Layout region records:
------------------------------------------------

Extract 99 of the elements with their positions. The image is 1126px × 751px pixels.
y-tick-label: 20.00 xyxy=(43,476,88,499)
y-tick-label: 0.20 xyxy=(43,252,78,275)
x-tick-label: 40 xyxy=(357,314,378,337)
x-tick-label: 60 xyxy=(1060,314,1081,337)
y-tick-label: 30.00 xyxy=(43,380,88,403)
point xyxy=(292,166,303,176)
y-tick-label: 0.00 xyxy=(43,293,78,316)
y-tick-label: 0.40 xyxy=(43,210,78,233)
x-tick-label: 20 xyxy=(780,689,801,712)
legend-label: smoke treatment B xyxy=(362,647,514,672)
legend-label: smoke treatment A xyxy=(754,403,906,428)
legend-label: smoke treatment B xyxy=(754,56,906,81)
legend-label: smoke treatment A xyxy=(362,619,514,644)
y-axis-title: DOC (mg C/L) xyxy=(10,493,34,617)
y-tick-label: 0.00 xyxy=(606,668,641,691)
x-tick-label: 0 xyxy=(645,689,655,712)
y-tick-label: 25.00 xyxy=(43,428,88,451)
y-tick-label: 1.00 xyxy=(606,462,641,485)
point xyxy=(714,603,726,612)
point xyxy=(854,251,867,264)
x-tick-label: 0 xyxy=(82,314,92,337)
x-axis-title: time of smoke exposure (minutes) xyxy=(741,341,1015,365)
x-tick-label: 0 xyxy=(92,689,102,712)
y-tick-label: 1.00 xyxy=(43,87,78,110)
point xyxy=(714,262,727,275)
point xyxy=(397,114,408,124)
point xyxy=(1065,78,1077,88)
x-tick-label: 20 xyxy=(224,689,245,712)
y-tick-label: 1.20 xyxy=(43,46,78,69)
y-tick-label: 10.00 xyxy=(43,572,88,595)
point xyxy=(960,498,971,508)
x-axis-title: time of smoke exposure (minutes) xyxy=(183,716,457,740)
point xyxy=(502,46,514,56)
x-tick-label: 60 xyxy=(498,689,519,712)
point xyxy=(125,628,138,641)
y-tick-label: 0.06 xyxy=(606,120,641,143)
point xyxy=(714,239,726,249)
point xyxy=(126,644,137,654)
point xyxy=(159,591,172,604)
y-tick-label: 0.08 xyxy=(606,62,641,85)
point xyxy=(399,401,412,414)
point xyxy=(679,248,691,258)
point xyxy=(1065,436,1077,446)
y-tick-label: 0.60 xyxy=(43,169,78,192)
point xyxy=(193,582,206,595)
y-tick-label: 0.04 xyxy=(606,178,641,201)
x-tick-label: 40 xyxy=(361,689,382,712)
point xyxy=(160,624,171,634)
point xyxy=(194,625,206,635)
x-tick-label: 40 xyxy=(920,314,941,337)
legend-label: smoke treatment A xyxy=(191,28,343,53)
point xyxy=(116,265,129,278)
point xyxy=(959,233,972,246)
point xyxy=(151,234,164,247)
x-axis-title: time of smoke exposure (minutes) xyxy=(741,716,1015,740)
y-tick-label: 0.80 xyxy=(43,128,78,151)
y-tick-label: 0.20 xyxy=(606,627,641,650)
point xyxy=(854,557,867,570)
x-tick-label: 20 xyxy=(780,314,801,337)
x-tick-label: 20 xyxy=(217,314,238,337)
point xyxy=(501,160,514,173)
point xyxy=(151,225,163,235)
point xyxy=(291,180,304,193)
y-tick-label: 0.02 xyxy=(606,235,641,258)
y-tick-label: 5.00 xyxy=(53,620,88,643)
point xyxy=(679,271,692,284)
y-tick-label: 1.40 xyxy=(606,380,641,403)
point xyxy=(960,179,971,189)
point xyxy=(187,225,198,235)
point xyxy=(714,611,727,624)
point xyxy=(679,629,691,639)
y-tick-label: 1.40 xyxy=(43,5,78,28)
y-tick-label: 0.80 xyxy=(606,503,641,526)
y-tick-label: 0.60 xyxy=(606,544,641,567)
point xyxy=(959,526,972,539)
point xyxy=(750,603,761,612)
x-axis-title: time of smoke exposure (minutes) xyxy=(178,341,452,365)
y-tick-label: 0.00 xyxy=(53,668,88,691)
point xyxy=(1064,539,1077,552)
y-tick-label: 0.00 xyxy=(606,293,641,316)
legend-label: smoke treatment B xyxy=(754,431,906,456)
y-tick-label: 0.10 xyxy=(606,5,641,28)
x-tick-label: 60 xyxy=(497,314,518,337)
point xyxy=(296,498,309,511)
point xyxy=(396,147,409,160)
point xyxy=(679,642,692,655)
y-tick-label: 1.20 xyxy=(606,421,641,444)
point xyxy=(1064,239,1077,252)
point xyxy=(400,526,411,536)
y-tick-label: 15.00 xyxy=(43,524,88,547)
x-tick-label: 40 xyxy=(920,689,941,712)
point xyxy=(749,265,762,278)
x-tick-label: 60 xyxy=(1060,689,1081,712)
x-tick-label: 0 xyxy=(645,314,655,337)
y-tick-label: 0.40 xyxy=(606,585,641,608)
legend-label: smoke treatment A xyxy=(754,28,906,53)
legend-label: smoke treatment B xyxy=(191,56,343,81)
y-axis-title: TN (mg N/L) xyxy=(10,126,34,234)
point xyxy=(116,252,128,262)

------------------------------------------------

Return every line of the listing above word for word, changing nothing.

Extract 99 of the elements with their positions. The image is 1126px × 751px pixels.
y-tick-label: 20.00 xyxy=(43,476,88,499)
y-tick-label: 0.20 xyxy=(43,252,78,275)
x-tick-label: 40 xyxy=(357,314,378,337)
x-tick-label: 60 xyxy=(1060,314,1081,337)
y-tick-label: 30.00 xyxy=(43,380,88,403)
point xyxy=(292,166,303,176)
y-tick-label: 0.00 xyxy=(43,293,78,316)
y-tick-label: 0.40 xyxy=(43,210,78,233)
x-tick-label: 20 xyxy=(780,689,801,712)
legend-label: smoke treatment B xyxy=(362,647,514,672)
legend-label: smoke treatment A xyxy=(754,403,906,428)
legend-label: smoke treatment B xyxy=(754,56,906,81)
legend-label: smoke treatment A xyxy=(362,619,514,644)
y-axis-title: DOC (mg C/L) xyxy=(10,493,34,617)
y-tick-label: 0.00 xyxy=(606,668,641,691)
x-tick-label: 0 xyxy=(645,689,655,712)
y-tick-label: 25.00 xyxy=(43,428,88,451)
y-tick-label: 1.00 xyxy=(606,462,641,485)
point xyxy=(714,603,726,612)
point xyxy=(854,251,867,264)
x-tick-label: 0 xyxy=(82,314,92,337)
x-axis-title: time of smoke exposure (minutes) xyxy=(741,341,1015,365)
x-tick-label: 0 xyxy=(92,689,102,712)
y-tick-label: 1.00 xyxy=(43,87,78,110)
point xyxy=(714,262,727,275)
point xyxy=(397,114,408,124)
point xyxy=(1065,78,1077,88)
x-tick-label: 20 xyxy=(224,689,245,712)
y-tick-label: 1.20 xyxy=(43,46,78,69)
y-tick-label: 10.00 xyxy=(43,572,88,595)
point xyxy=(960,498,971,508)
x-axis-title: time of smoke exposure (minutes) xyxy=(183,716,457,740)
point xyxy=(502,46,514,56)
x-tick-label: 60 xyxy=(498,689,519,712)
point xyxy=(125,628,138,641)
y-tick-label: 0.06 xyxy=(606,120,641,143)
point xyxy=(714,239,726,249)
point xyxy=(126,644,137,654)
point xyxy=(159,591,172,604)
y-tick-label: 0.08 xyxy=(606,62,641,85)
point xyxy=(399,401,412,414)
point xyxy=(679,248,691,258)
point xyxy=(1065,436,1077,446)
y-tick-label: 0.60 xyxy=(43,169,78,192)
point xyxy=(193,582,206,595)
y-tick-label: 0.04 xyxy=(606,178,641,201)
x-tick-label: 40 xyxy=(361,689,382,712)
point xyxy=(160,624,171,634)
point xyxy=(194,625,206,635)
x-tick-label: 40 xyxy=(920,314,941,337)
legend-label: smoke treatment A xyxy=(191,28,343,53)
point xyxy=(116,265,129,278)
point xyxy=(959,233,972,246)
point xyxy=(151,234,164,247)
x-axis-title: time of smoke exposure (minutes) xyxy=(741,716,1015,740)
y-tick-label: 0.80 xyxy=(43,128,78,151)
y-tick-label: 0.20 xyxy=(606,627,641,650)
point xyxy=(854,557,867,570)
x-tick-label: 20 xyxy=(780,314,801,337)
x-tick-label: 20 xyxy=(217,314,238,337)
point xyxy=(501,160,514,173)
point xyxy=(151,225,163,235)
point xyxy=(291,180,304,193)
y-tick-label: 0.02 xyxy=(606,235,641,258)
y-tick-label: 5.00 xyxy=(53,620,88,643)
point xyxy=(679,271,692,284)
y-tick-label: 1.40 xyxy=(606,380,641,403)
point xyxy=(960,179,971,189)
point xyxy=(187,225,198,235)
point xyxy=(714,611,727,624)
point xyxy=(679,629,691,639)
y-tick-label: 1.40 xyxy=(43,5,78,28)
y-tick-label: 0.80 xyxy=(606,503,641,526)
y-tick-label: 0.60 xyxy=(606,544,641,567)
point xyxy=(959,526,972,539)
point xyxy=(750,603,761,612)
x-axis-title: time of smoke exposure (minutes) xyxy=(178,341,452,365)
y-tick-label: 0.00 xyxy=(53,668,88,691)
point xyxy=(1064,539,1077,552)
y-tick-label: 0.00 xyxy=(606,293,641,316)
legend-label: smoke treatment B xyxy=(754,431,906,456)
y-tick-label: 0.10 xyxy=(606,5,641,28)
x-tick-label: 60 xyxy=(497,314,518,337)
point xyxy=(296,498,309,511)
point xyxy=(396,147,409,160)
point xyxy=(679,642,692,655)
y-tick-label: 1.20 xyxy=(606,421,641,444)
point xyxy=(1064,239,1077,252)
point xyxy=(400,526,411,536)
y-tick-label: 15.00 xyxy=(43,524,88,547)
x-tick-label: 40 xyxy=(920,689,941,712)
point xyxy=(749,265,762,278)
x-tick-label: 60 xyxy=(1060,689,1081,712)
x-tick-label: 0 xyxy=(645,314,655,337)
y-tick-label: 0.40 xyxy=(606,585,641,608)
legend-label: smoke treatment A xyxy=(754,28,906,53)
legend-label: smoke treatment B xyxy=(191,56,343,81)
y-axis-title: TN (mg N/L) xyxy=(10,126,34,234)
point xyxy=(116,252,128,262)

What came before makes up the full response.